#### SOURCE MATERIAL
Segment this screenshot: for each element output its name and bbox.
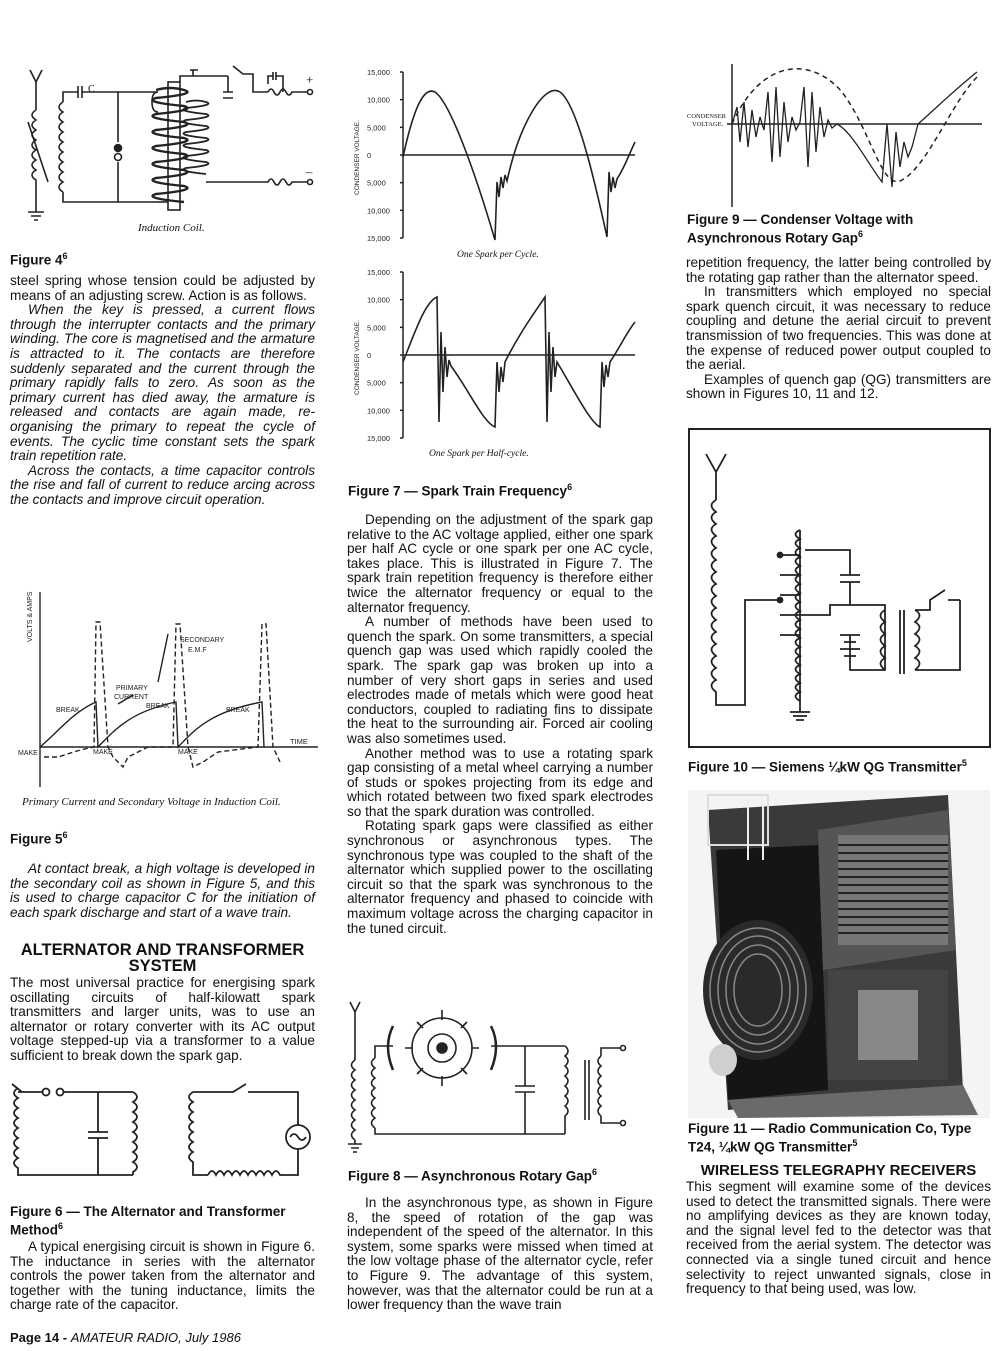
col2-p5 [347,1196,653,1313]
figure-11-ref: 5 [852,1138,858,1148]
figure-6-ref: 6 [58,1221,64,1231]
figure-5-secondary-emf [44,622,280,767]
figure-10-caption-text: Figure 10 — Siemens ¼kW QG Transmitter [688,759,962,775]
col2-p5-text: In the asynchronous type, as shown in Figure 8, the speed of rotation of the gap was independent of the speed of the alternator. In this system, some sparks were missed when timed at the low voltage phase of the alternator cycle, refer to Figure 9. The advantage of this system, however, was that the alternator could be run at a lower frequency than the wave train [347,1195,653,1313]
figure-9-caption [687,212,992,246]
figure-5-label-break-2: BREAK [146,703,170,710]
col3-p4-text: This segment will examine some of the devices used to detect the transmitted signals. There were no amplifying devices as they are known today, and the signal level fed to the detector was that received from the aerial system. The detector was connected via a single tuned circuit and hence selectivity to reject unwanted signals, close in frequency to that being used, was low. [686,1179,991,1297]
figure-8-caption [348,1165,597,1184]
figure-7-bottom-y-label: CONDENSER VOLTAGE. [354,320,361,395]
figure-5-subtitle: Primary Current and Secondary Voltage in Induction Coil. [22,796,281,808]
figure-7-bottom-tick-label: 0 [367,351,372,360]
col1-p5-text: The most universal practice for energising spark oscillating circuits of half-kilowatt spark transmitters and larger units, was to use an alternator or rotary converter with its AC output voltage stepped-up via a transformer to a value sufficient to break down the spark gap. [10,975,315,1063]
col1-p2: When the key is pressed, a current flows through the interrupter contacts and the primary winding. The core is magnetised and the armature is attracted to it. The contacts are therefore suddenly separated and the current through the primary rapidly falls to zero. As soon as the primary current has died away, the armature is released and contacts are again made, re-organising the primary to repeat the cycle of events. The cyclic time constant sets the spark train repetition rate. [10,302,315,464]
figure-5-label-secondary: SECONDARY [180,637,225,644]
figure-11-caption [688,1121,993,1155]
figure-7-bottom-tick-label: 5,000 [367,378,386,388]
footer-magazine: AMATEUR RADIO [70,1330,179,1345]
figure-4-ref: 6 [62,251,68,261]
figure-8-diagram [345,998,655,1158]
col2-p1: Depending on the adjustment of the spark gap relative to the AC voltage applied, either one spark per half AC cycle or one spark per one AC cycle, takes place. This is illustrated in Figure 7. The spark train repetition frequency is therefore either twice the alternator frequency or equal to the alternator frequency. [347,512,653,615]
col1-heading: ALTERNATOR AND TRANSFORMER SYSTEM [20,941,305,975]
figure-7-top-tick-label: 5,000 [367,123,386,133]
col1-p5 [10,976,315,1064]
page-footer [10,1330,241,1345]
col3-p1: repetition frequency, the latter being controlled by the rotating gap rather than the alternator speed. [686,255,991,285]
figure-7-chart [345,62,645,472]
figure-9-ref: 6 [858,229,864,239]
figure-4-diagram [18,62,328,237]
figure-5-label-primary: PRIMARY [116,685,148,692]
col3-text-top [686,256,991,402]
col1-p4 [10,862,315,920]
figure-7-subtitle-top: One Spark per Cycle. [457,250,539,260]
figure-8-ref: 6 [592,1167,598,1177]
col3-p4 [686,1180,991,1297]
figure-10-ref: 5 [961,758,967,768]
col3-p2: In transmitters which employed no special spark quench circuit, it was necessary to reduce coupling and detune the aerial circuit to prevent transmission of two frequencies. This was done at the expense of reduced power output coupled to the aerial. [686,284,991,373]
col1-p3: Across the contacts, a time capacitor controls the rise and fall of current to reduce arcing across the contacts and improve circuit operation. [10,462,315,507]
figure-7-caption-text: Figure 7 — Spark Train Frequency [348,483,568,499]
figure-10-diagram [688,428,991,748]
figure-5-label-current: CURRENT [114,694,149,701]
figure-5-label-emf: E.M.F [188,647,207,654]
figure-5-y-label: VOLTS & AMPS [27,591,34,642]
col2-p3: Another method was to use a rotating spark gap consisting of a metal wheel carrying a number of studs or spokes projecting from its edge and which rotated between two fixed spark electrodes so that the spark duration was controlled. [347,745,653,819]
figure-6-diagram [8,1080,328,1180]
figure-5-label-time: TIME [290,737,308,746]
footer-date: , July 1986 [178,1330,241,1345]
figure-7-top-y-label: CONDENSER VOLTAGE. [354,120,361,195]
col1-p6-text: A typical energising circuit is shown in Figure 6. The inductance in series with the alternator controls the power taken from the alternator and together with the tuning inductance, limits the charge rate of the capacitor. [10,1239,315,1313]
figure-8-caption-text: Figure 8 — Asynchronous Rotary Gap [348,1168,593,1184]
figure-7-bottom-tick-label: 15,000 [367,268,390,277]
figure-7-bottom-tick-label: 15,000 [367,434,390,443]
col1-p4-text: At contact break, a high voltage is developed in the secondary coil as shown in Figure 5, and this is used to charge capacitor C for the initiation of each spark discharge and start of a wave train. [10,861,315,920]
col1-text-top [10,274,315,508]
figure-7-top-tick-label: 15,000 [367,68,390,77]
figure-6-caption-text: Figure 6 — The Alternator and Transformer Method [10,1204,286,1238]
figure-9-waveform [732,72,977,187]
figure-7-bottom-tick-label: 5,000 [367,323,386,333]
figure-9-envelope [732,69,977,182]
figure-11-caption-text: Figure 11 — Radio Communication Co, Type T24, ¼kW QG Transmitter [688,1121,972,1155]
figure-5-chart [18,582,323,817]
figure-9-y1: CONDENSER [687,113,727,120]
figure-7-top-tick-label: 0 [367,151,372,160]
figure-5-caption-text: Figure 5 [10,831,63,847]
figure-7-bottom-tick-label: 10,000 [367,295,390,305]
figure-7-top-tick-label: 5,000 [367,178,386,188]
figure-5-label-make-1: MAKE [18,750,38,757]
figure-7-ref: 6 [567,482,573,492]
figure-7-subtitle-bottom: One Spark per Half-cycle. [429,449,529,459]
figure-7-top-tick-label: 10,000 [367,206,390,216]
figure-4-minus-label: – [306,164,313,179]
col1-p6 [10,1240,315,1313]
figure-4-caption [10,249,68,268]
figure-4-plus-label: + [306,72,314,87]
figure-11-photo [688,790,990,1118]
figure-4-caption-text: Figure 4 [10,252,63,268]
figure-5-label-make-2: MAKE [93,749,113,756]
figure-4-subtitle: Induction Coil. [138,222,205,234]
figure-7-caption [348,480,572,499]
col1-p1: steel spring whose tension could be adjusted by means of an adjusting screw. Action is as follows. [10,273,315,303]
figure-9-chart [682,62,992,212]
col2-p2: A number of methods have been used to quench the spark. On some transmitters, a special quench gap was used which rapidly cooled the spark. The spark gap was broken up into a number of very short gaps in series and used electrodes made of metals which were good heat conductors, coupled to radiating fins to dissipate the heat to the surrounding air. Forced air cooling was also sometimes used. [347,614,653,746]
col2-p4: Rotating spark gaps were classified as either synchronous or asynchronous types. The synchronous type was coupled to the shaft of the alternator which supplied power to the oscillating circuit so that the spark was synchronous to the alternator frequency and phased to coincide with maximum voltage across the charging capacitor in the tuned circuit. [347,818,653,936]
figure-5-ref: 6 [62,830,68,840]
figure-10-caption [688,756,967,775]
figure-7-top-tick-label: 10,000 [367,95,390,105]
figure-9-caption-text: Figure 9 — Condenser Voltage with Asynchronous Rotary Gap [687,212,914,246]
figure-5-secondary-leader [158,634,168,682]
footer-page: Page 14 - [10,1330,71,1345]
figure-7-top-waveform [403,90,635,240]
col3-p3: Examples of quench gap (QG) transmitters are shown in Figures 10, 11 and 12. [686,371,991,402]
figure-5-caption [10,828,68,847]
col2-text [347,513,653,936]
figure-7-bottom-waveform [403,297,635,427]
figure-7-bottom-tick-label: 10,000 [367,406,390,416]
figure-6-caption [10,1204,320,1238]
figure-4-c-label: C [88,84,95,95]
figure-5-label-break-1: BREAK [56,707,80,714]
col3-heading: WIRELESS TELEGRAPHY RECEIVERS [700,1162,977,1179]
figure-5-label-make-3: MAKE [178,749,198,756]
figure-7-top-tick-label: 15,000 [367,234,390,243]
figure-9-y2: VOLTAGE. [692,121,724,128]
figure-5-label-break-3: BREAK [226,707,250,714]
########
### TASK PROMPT:
Reproduce verbatim the entries from the line containing "col2-p5 [347,1196,653,1313]" through the line containing "figure-10-caption-text: Figure 10", with both of those lines included.

### THE SOLUTION:
col2-p5 [347,1196,653,1313]
figure-11-ref: 5 [852,1138,858,1148]
figure-6-ref: 6 [58,1221,64,1231]
figure-5-secondary-emf [44,622,280,767]
figure-10-caption-text: Figure 10 — Siemens ¼kW QG Transmitter [688,759,962,775]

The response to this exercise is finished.